[Items from a figure collection]
-------------------------

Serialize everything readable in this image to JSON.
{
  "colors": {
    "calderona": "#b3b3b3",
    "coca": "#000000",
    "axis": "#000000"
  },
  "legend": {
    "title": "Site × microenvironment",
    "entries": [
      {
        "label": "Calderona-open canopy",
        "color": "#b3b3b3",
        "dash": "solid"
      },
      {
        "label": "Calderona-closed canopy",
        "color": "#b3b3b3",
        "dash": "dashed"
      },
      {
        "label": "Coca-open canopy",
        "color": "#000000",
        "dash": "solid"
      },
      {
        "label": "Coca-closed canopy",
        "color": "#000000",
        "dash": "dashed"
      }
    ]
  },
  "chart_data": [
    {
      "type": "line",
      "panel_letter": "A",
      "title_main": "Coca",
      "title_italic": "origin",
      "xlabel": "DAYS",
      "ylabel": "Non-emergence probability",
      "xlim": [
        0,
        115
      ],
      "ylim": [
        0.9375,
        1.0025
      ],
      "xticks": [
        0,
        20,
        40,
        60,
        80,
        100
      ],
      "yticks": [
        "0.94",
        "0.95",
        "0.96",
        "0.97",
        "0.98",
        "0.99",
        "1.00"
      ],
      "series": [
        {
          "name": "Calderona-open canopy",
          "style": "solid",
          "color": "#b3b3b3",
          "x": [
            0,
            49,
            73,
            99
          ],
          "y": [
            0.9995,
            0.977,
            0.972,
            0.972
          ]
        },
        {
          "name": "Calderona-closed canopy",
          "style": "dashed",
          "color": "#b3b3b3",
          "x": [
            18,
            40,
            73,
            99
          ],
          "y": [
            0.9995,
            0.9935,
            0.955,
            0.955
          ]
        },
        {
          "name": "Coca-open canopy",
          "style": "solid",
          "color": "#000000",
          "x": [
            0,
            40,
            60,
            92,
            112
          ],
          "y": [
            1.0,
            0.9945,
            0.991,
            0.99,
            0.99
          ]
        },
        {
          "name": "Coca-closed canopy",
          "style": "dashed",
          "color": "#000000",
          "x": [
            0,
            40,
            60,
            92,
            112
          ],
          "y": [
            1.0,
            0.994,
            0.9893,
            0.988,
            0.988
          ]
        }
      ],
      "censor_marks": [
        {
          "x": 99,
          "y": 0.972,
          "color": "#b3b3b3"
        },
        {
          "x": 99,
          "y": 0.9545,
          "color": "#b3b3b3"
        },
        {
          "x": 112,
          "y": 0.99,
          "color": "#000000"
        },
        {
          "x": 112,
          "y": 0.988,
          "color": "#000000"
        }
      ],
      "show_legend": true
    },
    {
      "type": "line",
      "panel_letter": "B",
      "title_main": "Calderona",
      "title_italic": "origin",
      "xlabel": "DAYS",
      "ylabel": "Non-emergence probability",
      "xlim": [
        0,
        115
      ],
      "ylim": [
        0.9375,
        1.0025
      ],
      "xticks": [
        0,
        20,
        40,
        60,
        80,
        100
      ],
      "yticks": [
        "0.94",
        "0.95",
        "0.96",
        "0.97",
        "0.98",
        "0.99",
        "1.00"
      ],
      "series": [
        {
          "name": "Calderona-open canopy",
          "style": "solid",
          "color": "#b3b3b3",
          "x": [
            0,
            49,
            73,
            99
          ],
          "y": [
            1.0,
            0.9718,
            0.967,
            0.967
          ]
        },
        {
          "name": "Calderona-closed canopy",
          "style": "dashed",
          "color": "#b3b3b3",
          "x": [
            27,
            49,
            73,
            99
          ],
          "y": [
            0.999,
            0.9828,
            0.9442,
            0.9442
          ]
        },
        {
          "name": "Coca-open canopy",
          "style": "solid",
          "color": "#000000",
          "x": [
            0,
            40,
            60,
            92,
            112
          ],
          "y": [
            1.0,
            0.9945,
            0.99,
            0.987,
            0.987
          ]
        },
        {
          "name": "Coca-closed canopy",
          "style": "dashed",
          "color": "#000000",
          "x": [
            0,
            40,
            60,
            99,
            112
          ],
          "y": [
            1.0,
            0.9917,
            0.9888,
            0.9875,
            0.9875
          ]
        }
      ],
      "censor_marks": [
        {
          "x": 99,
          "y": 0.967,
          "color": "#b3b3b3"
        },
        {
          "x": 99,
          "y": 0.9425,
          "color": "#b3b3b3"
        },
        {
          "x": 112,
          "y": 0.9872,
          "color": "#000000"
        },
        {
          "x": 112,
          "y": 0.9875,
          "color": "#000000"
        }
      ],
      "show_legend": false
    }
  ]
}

-------------------------

_The problem_.
Reproduce the full set of records precisely.

_Completed task_.
Serialize everything readable in this image to JSON.
{
  "colors": {
    "calderona": "#b3b3b3",
    "coca": "#000000",
    "axis": "#000000"
  },
  "legend": {
    "title": "Site × microenvironment",
    "entries": [
      {
        "label": "Calderona-open canopy",
        "color": "#b3b3b3",
        "dash": "solid"
      },
      {
        "label": "Calderona-closed canopy",
        "color": "#b3b3b3",
        "dash": "dashed"
      },
      {
        "label": "Coca-open canopy",
        "color": "#000000",
        "dash": "solid"
      },
      {
        "label": "Coca-closed canopy",
        "color": "#000000",
        "dash": "dashed"
      }
    ]
  },
  "chart_data": [
    {
      "type": "line",
      "panel_letter": "A",
      "title_main": "Coca",
      "title_italic": "origin",
      "xlabel": "DAYS",
      "ylabel": "Non-emergence probability",
      "xlim": [
        0,
        115
      ],
      "ylim": [
        0.9375,
        1.0025
      ],
      "xticks": [
        0,
        20,
        40,
        60,
        80,
        100
      ],
      "yticks": [
        "0.94",
        "0.95",
        "0.96",
        "0.97",
        "0.98",
        "0.99",
        "1.00"
      ],
      "series": [
        {
          "name": "Calderona-open canopy",
          "style": "solid",
          "color": "#b3b3b3",
          "x": [
            0,
            49,
            73,
            99
          ],
          "y": [
            0.9995,
            0.977,
            0.972,
            0.972
          ]
        },
        {
          "name": "Calderona-closed canopy",
          "style": "dashed",
          "color": "#b3b3b3",
          "x": [
            18,
            40,
            73,
            99
          ],
          "y": [
            0.9995,
            0.9935,
            0.955,
            0.955
          ]
        },
        {
          "name": "Coca-open canopy",
          "style": "solid",
          "color": "#000000",
          "x": [
            0,
            40,
            60,
            92,
            112
          ],
          "y": [
            1.0,
            0.9945,
            0.991,
            0.99,
            0.99
          ]
        },
        {
          "name": "Coca-closed canopy",
          "style": "dashed",
          "color": "#000000",
          "x": [
            0,
            40,
            60,
            92,
            112
          ],
          "y": [
            1.0,
            0.994,
            0.9893,
            0.988,
            0.988
          ]
        }
      ],
      "censor_marks": [
        {
          "x": 99,
          "y": 0.972,
          "color": "#b3b3b3"
        },
        {
          "x": 99,
          "y": 0.9545,
          "color": "#b3b3b3"
        },
        {
          "x": 112,
          "y": 0.99,
          "color": "#000000"
        },
        {
          "x": 112,
          "y": 0.988,
          "color": "#000000"
        }
      ],
      "show_legend": true
    },
    {
      "type": "line",
      "panel_letter": "B",
      "title_main": "Calderona",
      "title_italic": "origin",
      "xlabel": "DAYS",
      "ylabel": "Non-emergence probability",
      "xlim": [
        0,
        115
      ],
      "ylim": [
        0.9375,
        1.0025
      ],
      "xticks": [
        0,
        20,
        40,
        60,
        80,
        100
      ],
      "yticks": [
        "0.94",
        "0.95",
        "0.96",
        "0.97",
        "0.98",
        "0.99",
        "1.00"
      ],
      "series": [
        {
          "name": "Calderona-open canopy",
          "style": "solid",
          "color": "#b3b3b3",
          "x": [
            0,
            49,
            73,
            99
          ],
          "y": [
            1.0,
            0.9718,
            0.967,
            0.967
          ]
        },
        {
          "name": "Calderona-closed canopy",
          "style": "dashed",
          "color": "#b3b3b3",
          "x": [
            27,
            49,
            73,
            99
          ],
          "y": [
            0.999,
            0.9828,
            0.9442,
            0.9442
          ]
        },
        {
          "name": "Coca-open canopy",
          "style": "solid",
          "color": "#000000",
          "x": [
            0,
            40,
            60,
            92,
            112
          ],
          "y": [
            1.0,
            0.9945,
            0.99,
            0.987,
            0.987
          ]
        },
        {
          "name": "Coca-closed canopy",
          "style": "dashed",
          "color": "#000000",
          "x": [
            0,
            40,
            60,
            99,
            112
          ],
          "y": [
            1.0,
            0.9917,
            0.9888,
            0.9875,
            0.9875
          ]
        }
      ],
      "censor_marks": [
        {
          "x": 99,
          "y": 0.967,
          "color": "#b3b3b3"
        },
        {
          "x": 99,
          "y": 0.9425,
          "color": "#b3b3b3"
        },
        {
          "x": 112,
          "y": 0.9872,
          "color": "#000000"
        },
        {
          "x": 112,
          "y": 0.9875,
          "color": "#000000"
        }
      ],
      "show_legend": false
    }
  ]
}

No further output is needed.